## Aim
Scan the records below for lines with the word "they", then state how many you find and nothing else.

Collected data
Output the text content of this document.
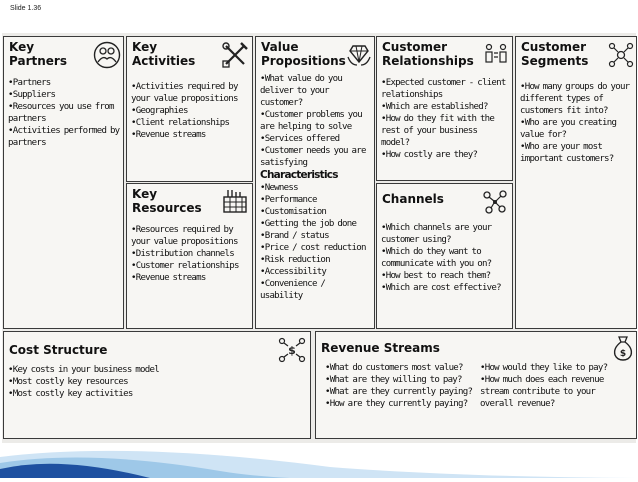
Slide 1.36
Key
Partners
•Partners
•Suppliers
•Resources you use from partners
•Activities performed by partners
Key
Activities
•Activities required by your value propositions
•Geographies
•Client relationships
•Revenue streams
Key
Resources
•Resources required by your value propositions
•Distribution channels
•Customer relationships
•Revenue streams
Value
Propositions
•What value do you deliver to your customer?
•Customer problems you are helping to solve
•Services offered
•Customer needs you are satisfying
Characteristics
•Newness
•Performance
•Customisation
•Getting the job done
•Brand / status
•Price / cost reduction
•Risk reduction
•Accessibility
•Convenience / usability
Customer
Relationships
•Expected customer - client relationships
•Which are established?
•How do they fit with the rest of your business model?
•How costly are they?
Channels
•Which channels are your customer using?
•Which do they want to communicate with you on?
•How best to reach them?
•Which are cost effective?
Customer
Segments
•How many groups do your different types of customers fit into?
•Who are you creating value for?
•Who are your most important customers?
Cost Structure	$
•Key costs in your business model
•Most costly key resources
•Most costly key activities
Revenue Streams	$
•What do customers most value?
•What are they willing to pay?
•What are they currently paying?
•How are they currently paying?
•How would they like to pay?
•How much does each revenue stream contribute to your overall revenue?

## Result for this exercise
7